— START RECORD EXCERPTS —

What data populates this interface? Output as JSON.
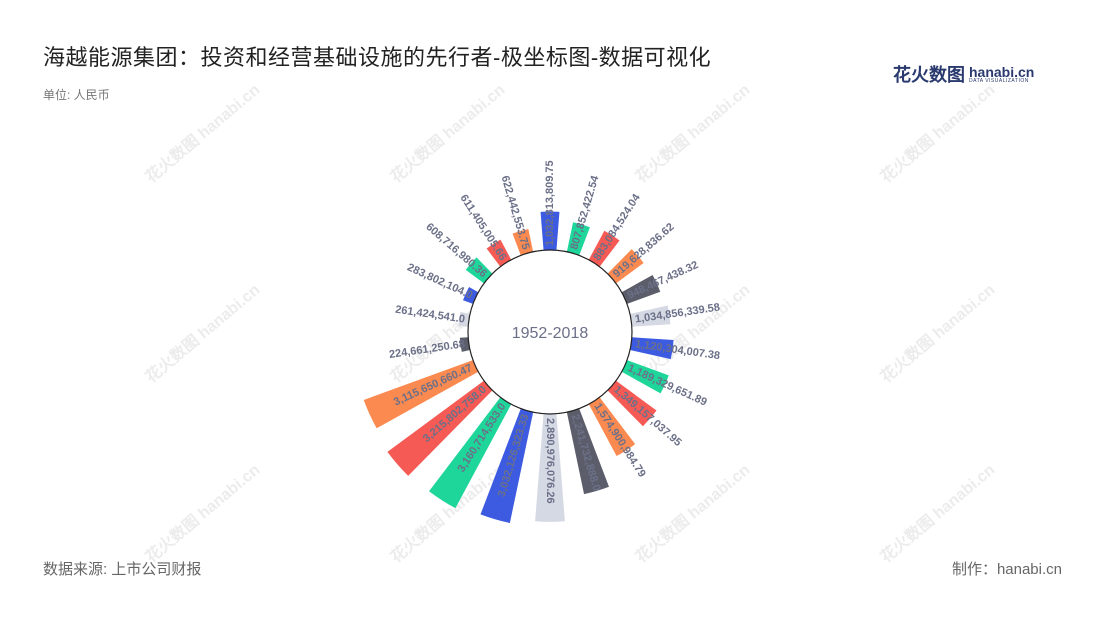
{
  "header": {
    "title": "海越能源集团：投资和经营基础设施的先行者-极坐标图-数据可视化",
    "unit": "单位: 人民币"
  },
  "logo": {
    "cn": "花火数图",
    "en": "hanabi.cn",
    "sub": "DATA VISUALIZATION"
  },
  "footer": {
    "source": "数据来源: 上市公司财报",
    "credit": "制作：hanabi.cn"
  },
  "watermark_text": "花火数图 hanabi.cn",
  "colors": {
    "palette": [
      "#3d5be0",
      "#1ed69a",
      "#f55a55",
      "#fb8a50",
      "#5b5d6a",
      "#d5d9e4"
    ],
    "label": "#6b7088",
    "center_text": "#6b7088"
  },
  "chart_data": {
    "type": "polar-bar",
    "center_label": "1952-2018",
    "values": [
      1032813809.75,
      807852422.54,
      883084524.04,
      919628836.62,
      948467438.32,
      1034856339.58,
      1120304007.38,
      1189329651.89,
      1349157037.95,
      1574900984.79,
      2241732888.0,
      2890976076.26,
      3032126323.33,
      3160714533.0,
      3215802758.0,
      3115650660.47,
      224661250.68,
      261424541.0,
      283802104.0,
      608716980.36,
      611405005.66,
      622442553.75
    ],
    "labels": [
      "1,032,813,809.75",
      "807,852,422.54",
      "883,084,524.04",
      "919,628,836.62",
      "948,467,438.32",
      "1,034,856,339.58",
      "1,120,304,007.38",
      "1,189,329,651.89",
      "1,349,157,037.95",
      "1,574,900,984.79",
      "2,241,732,888.0",
      "2,890,976,076.26",
      "3,032,126,323.33",
      "3,160,714,533.0",
      "3,215,802,758.0",
      "3,115,650,660.47",
      "224,661,250.68",
      "261,424,541.0",
      "283,802,104.0",
      "608,716,980.36",
      "611,405,005.66",
      "622,442,553.75"
    ]
  }
}
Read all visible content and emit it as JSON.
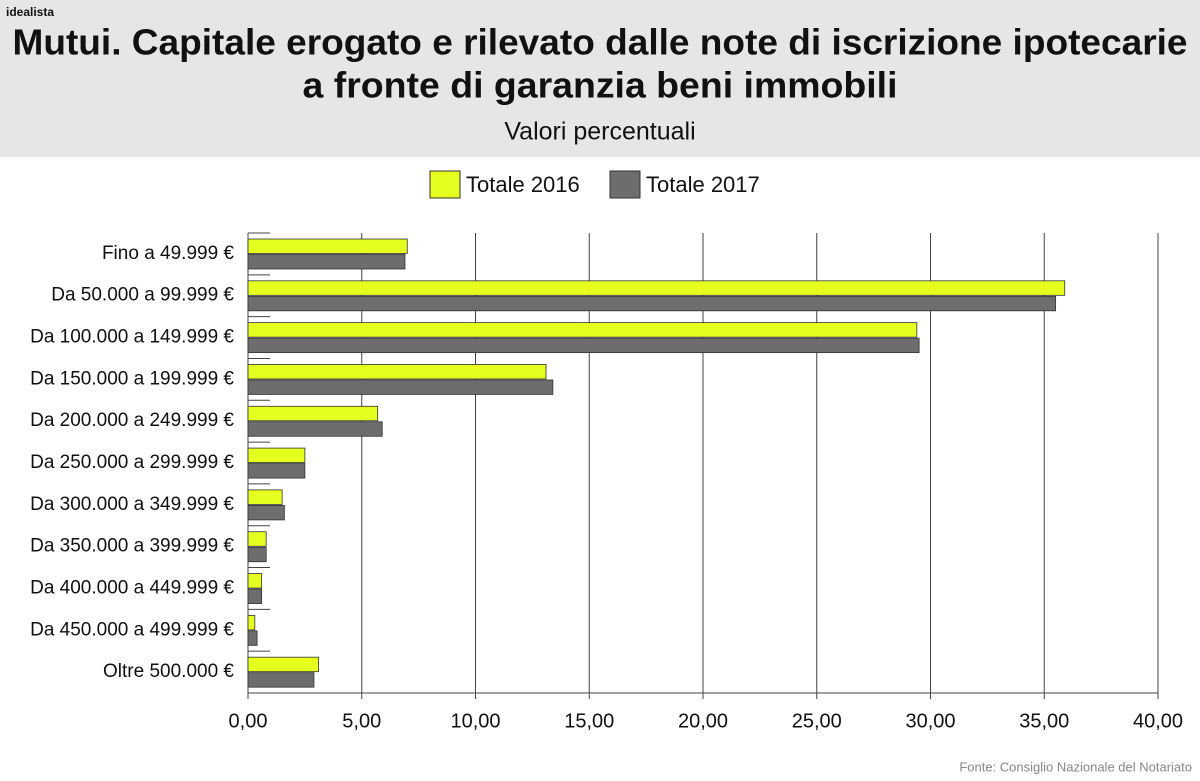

— END RECORD EXCERPTS —

▶ REQUIREMENT:
Reproduce every line of the listing above in which the string "JSON" appears.

▶ WRITTEN SOLUTION:
What data populates this interface? Output as JSON.
Read all visible content and emit it as JSON.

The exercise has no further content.